**Directions for this task**:
Exclude the pictures, then copy all remaining records exactly.

**Supplied data**:
—————

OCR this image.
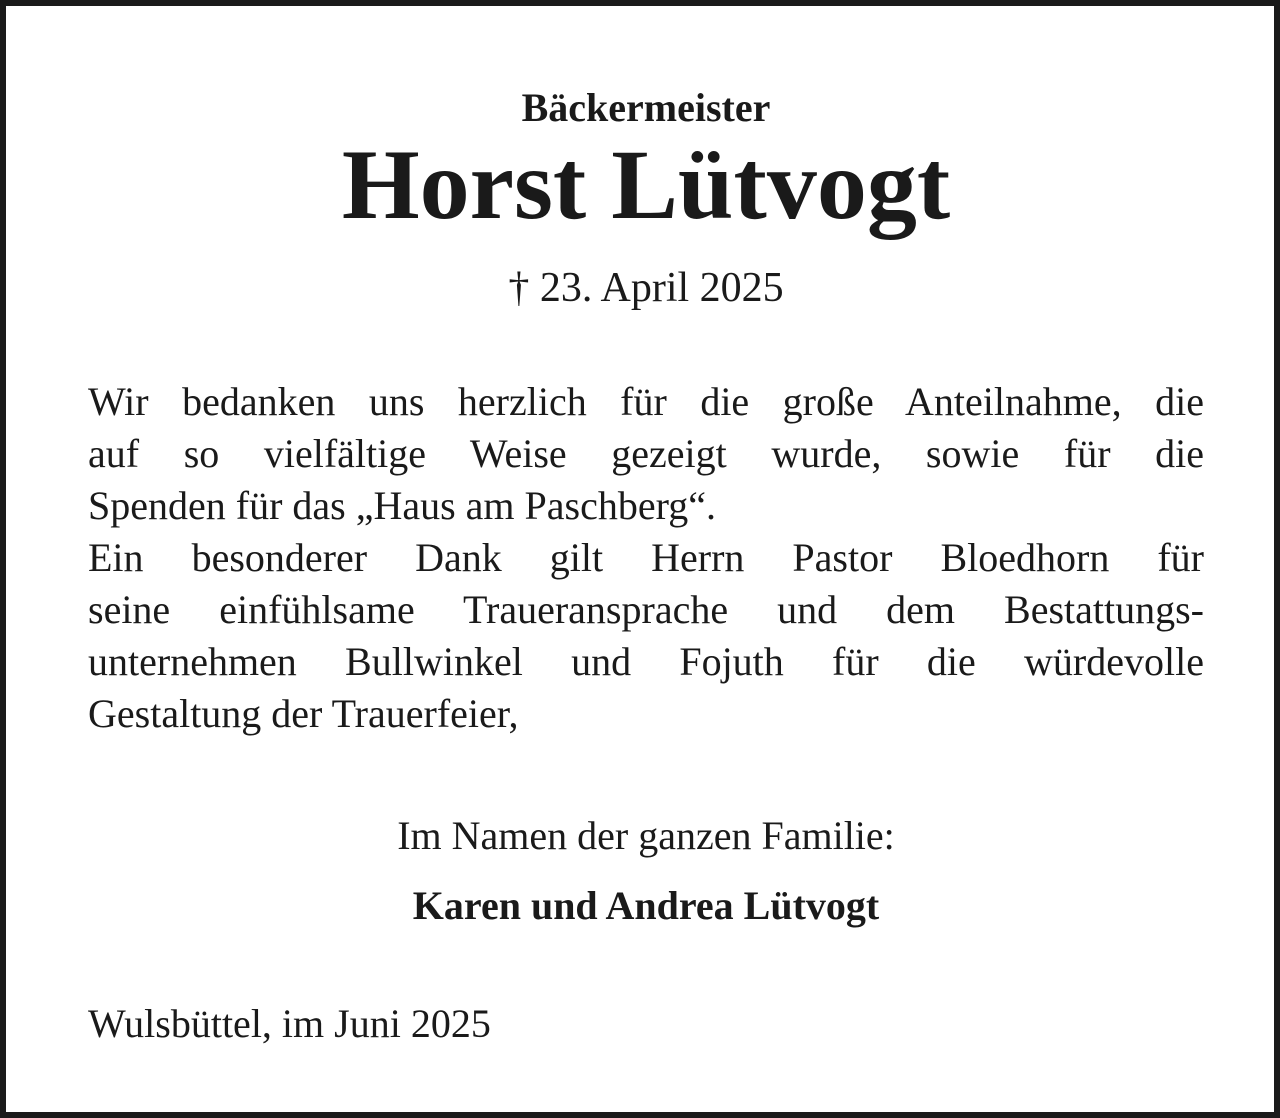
Bäckermeister
Horst Lütvogt
† 23. April 2025
Wir bedanken uns herzlich für die große Anteilnahme, die
auf so vielfältige Weise gezeigt wurde, sowie für die
Spenden für das „Haus am Paschberg“.
Ein besonderer Dank gilt Herrn Pastor Bloedhorn für
seine einfühlsame Traueransprache und dem Bestattungs-
unternehmen Bullwinkel und Fojuth für die würdevolle
Gestaltung der Trauerfeier,
Im Namen der ganzen Familie:
Karen und Andrea Lütvogt
Wulsbüttel, im Juni 2025
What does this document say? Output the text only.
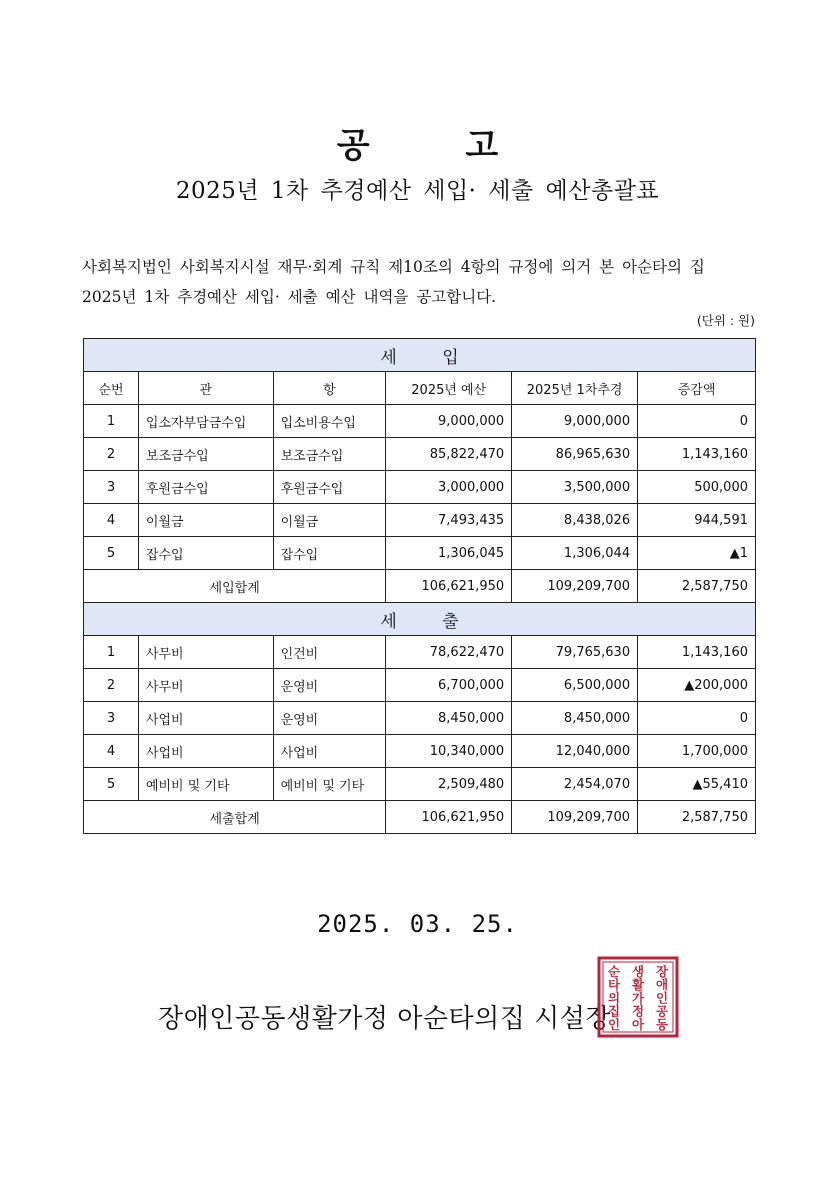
공 고
2025년 1차 추경예산 세입· 세출 예산총괄표
사회복지법인 사회복지시설 재무·회계 규칙 제10조의 4항의 규정에 의거 본 아순타의 집
2025년 1차 추경예산 세입· 세출 예산 내역을 공고합니다.
(단위 : 원)
세 입					
순번	관	항	2025년 예산	2025년 1차추경	증감액
1	입소자부담금수입	입소비용수입	9,000,000	9,000,000	0
2	보조금수입	보조금수입	85,822,470	86,965,630	1,143,160
3	후원금수입	후원금수입	3,000,000	3,500,000	500,000
4	이월금	이월금	7,493,435	8,438,026	944,591
5	잡수입	잡수입	1,306,045	1,306,044	▲1
세입합계			106,621,950	109,209,700	2,587,750
세 출					
1	사무비	인건비	78,622,470	79,765,630	1,143,160
2	사무비	운영비	6,700,000	6,500,000	▲200,000
3	사업비	운영비	8,450,000	8,450,000	0
4	사업비	사업비	10,340,000	12,040,000	1,700,000
5	예비비 및 기타	예비비 및 기타	2,509,480	2,454,070	▲55,410
세출합계			106,621,950	109,209,700	2,587,750
2025. 03. 25.
장애인공동생활가정 아순타의집 시설장
장
애
인
공
동
생
활
가
정
아
순
타
의
집
인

—————

**Result of the task**:
OCR this image.
Bäckermeister
Horst Lütvogt
† 23. April 2025
Wir bedanken uns herzlich für die große Anteilnahme, die
auf so vielfältige Weise gezeigt wurde, sowie für die
Spenden für das „Haus am Paschberg“.
Ein besonderer Dank gilt Herrn Pastor Bloedhorn für
seine einfühlsame Traueransprache und dem Bestattungs-
unternehmen Bullwinkel und Fojuth für die würdevolle
Gestaltung der Trauerfeier,
Im Namen der ganzen Familie:
Karen und Andrea Lütvogt
Wulsbüttel, im Juni 2025
What does this document say? Output the text only.
공 고
2025년 1차 추경예산 세입· 세출 예산총괄표
사회복지법인 사회복지시설 재무·회계 규칙 제10조의 4항의 규정에 의거 본 아순타의 집
2025년 1차 추경예산 세입· 세출 예산 내역을 공고합니다.
(단위 : 원)
세 입					
순번	관	항	2025년 예산	2025년 1차추경	증감액
1	입소자부담금수입	입소비용수입	9,000,000	9,000,000	0
2	보조금수입	보조금수입	85,822,470	86,965,630	1,143,160
3	후원금수입	후원금수입	3,000,000	3,500,000	500,000
4	이월금	이월금	7,493,435	8,438,026	944,591
5	잡수입	잡수입	1,306,045	1,306,044	▲1
세입합계			106,621,950	109,209,700	2,587,750
세 출					
1	사무비	인건비	78,622,470	79,765,630	1,143,160
2	사무비	운영비	6,700,000	6,500,000	▲200,000
3	사업비	운영비	8,450,000	8,450,000	0
4	사업비	사업비	10,340,000	12,040,000	1,700,000
5	예비비 및 기타	예비비 및 기타	2,509,480	2,454,070	▲55,410
세출합계			106,621,950	109,209,700	2,587,750
2025. 03. 25.
장애인공동생활가정 아순타의집 시설장
장
애
인
공
동
생
활
가
정
아
순
타
의
집
인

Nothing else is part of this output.